▸ EXERCISE DETAILS
Report, as a bare number, how many lines contain the string "nSMALTIMENTO".

**** DATA LINES

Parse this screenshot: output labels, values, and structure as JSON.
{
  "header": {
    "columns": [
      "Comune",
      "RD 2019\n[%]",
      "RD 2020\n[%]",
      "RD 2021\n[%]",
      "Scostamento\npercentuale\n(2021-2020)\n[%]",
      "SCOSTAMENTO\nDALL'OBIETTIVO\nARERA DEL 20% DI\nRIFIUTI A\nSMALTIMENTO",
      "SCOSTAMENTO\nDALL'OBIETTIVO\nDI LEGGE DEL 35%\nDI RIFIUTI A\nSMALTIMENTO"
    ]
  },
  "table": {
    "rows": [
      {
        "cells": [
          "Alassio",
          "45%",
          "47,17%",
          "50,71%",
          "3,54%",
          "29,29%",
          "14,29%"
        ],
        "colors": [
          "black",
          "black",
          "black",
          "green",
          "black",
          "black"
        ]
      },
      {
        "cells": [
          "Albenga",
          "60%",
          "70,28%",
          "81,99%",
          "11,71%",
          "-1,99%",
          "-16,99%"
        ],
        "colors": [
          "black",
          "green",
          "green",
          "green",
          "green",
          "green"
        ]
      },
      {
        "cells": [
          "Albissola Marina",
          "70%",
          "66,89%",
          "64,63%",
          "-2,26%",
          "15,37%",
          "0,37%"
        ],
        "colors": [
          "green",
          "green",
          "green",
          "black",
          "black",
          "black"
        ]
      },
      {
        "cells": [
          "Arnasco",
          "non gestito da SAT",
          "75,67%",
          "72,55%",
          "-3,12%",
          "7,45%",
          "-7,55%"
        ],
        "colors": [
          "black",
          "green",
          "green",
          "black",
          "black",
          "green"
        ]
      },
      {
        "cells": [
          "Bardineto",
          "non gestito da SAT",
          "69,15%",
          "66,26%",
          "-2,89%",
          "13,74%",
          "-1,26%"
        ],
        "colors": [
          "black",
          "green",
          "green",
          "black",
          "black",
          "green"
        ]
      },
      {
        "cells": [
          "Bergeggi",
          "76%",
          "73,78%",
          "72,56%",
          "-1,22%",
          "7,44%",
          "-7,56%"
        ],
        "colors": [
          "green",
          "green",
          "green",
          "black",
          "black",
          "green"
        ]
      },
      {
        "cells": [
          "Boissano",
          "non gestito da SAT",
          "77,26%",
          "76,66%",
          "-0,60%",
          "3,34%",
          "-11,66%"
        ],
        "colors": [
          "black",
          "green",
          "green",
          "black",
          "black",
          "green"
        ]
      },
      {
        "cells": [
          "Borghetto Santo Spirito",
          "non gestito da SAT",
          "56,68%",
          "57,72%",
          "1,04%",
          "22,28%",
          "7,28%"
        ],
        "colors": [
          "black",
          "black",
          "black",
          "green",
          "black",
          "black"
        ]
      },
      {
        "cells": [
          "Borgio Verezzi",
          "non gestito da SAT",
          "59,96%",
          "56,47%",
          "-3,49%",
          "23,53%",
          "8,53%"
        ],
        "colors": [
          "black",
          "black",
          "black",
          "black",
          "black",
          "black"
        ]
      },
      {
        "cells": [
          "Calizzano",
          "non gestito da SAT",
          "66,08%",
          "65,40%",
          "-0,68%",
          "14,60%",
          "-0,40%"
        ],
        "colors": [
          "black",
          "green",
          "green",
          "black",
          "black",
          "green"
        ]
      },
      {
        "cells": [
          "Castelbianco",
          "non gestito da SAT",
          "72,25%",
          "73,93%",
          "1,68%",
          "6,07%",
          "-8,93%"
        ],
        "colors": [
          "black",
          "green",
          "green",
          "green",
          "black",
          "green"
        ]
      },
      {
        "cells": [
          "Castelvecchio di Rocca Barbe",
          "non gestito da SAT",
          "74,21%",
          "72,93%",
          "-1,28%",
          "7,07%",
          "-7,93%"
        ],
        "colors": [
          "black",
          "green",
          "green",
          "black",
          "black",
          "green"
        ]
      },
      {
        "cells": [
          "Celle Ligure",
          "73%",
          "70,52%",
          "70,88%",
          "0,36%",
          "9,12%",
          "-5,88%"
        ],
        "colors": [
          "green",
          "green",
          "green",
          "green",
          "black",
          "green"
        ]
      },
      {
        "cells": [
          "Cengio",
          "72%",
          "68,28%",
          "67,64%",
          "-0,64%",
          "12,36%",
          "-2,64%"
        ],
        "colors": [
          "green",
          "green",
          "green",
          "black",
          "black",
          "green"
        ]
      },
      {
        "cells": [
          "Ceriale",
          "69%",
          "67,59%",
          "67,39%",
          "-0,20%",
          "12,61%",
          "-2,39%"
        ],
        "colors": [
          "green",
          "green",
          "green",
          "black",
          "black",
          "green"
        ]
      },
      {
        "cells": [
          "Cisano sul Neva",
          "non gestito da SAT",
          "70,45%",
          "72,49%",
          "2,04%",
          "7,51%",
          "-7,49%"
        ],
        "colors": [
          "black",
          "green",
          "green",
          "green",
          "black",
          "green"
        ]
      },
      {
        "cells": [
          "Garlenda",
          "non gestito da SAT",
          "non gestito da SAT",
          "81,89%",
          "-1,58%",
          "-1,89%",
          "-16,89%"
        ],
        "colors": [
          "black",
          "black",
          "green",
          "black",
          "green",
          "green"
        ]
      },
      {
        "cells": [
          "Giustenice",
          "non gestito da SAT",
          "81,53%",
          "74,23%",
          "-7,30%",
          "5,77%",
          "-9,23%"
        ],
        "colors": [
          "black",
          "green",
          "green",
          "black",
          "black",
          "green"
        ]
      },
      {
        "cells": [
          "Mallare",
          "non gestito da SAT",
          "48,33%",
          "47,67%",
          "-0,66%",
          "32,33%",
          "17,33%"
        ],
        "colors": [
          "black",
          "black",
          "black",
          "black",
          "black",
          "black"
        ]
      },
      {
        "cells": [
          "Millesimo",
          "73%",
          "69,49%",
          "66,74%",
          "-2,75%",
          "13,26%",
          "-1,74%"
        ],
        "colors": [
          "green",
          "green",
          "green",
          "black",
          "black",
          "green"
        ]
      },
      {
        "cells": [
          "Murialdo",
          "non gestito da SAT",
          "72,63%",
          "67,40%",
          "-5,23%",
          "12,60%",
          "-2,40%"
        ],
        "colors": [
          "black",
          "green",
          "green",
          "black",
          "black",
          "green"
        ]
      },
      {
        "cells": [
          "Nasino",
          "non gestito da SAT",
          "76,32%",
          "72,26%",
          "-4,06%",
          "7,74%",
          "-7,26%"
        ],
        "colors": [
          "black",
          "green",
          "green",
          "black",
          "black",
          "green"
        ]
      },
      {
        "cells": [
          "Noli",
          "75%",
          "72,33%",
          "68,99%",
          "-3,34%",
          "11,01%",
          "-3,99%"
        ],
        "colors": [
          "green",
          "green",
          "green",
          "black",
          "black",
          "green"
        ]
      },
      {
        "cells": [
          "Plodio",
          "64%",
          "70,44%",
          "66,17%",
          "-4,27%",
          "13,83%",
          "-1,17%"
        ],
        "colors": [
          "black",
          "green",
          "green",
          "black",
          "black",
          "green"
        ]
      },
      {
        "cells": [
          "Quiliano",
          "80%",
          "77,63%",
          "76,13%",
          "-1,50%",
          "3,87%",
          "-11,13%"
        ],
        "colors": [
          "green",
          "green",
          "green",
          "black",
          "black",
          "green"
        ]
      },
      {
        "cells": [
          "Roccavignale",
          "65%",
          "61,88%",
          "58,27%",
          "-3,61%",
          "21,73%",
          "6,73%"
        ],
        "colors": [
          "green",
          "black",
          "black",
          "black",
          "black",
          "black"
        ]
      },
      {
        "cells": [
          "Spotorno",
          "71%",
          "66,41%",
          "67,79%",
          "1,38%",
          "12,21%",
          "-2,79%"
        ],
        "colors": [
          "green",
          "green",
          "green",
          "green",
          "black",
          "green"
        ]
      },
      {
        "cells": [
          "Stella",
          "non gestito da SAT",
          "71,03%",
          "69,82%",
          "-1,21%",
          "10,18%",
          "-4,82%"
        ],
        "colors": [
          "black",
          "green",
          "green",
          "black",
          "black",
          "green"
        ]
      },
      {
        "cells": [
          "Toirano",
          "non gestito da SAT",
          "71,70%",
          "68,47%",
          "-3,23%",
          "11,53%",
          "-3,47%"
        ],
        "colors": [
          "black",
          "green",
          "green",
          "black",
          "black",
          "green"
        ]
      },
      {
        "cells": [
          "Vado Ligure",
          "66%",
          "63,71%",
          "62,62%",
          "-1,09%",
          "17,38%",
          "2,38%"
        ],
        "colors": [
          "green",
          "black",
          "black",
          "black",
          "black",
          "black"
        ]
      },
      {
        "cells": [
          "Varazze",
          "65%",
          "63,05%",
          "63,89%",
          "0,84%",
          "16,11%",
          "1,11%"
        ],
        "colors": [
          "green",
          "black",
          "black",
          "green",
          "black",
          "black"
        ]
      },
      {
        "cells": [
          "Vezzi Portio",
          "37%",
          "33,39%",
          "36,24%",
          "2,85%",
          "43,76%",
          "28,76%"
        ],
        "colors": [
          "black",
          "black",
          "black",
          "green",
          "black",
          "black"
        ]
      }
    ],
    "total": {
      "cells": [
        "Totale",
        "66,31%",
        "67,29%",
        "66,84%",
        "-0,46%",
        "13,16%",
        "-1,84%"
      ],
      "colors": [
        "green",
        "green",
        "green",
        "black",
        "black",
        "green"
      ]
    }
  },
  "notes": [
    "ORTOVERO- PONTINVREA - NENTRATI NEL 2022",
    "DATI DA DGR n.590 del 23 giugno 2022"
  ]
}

********

▸ THE ANSWER
2